• [Exercise prompt]:
Give the number of lines in the data that hold the string "musicali". Nothing else is needed.

Recorded data
■ ■ ■
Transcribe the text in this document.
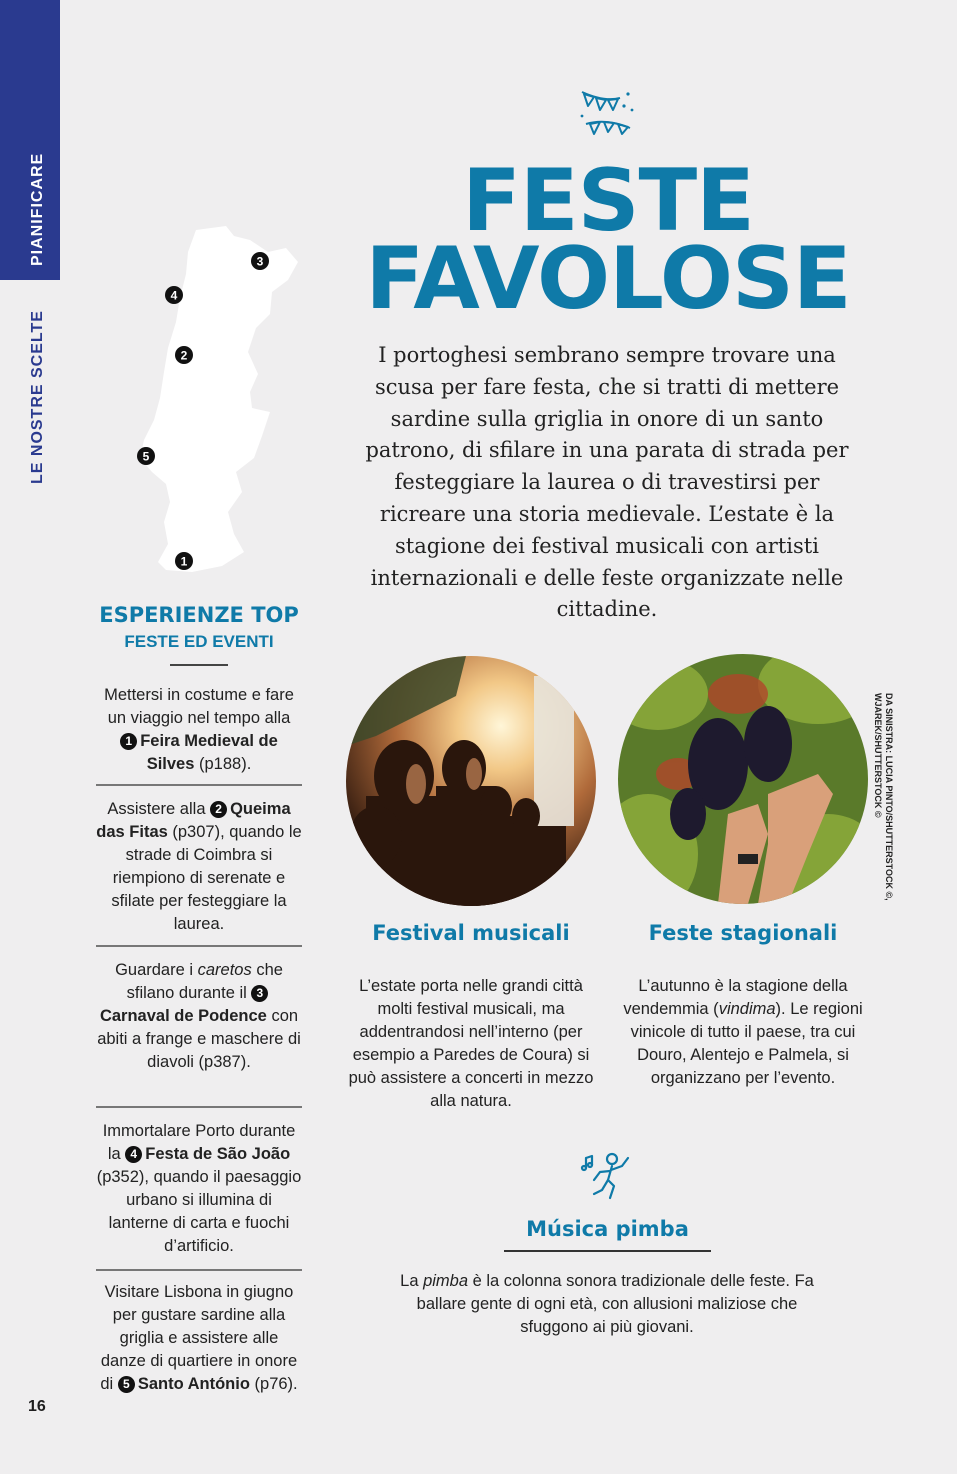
PIANIFICARE
LE NOSTRE SCELTE
16
FESTE
FAVOLOSE
I portoghesi sembrano sempre trovare una scusa per fare festa, che si tratti di mettere sardine sulla griglia in onore di un santo patrono, di sfilare in una parata di strada per festeggiare la laurea o di travestirsi per ricreare una storia medievale. L’estate è la stagione dei festival musicali con artisti internazionali e delle feste organizzate nelle cittadine.
3
4
2
5
1
ESPERIENZE TOP
FESTE ED EVENTI
Mettersi in costume e fare un viaggio nel tempo alla 1 Feira Medieval de Silves (p188).
Assistere alla 2 Queima das Fitas (p307), quando le strade di Coimbra si riempiono di serenate e sfilate per festeggiare la laurea.
Guardare i caretos che sfilano durante il 3Carnaval de Podence con abiti a frange e maschere di diavoli (p387).
Immortalare Porto durante la 4 Festa de São João (p352), quando il paesaggio urbano si illumina di lanterne di carta e fuochi d’artificio.
Visitare Lisbona in giugno per gustare sardine alla griglia e assistere alle danze di quartiere in onore di 5 Santo António (p76).
DA SINISTRA: LUCIA PINTO/SHUTTERSTOCK ©,
WJAREK/SHUTTERSTOCK ©
Festival musicali
L’estate porta nelle grandi città molti festival musicali, ma addentrandosi nell’interno (per esempio a Paredes de Coura) si può assistere a concerti in mezzo alla natura.
Feste stagionali
L’autunno è la stagione della vendemmia (vindima). Le regioni vinicole di tutto il paese, tra cui Douro, Alentejo e Palmela, si organizzano per l’evento.
Música pimba
La pimba è la colonna sonora tradizionale delle feste. Fa ballare gente di ogni età, con allusioni maliziose che sfuggono ai più giovani.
■ ■ ■
• [Output of the exercise]:
3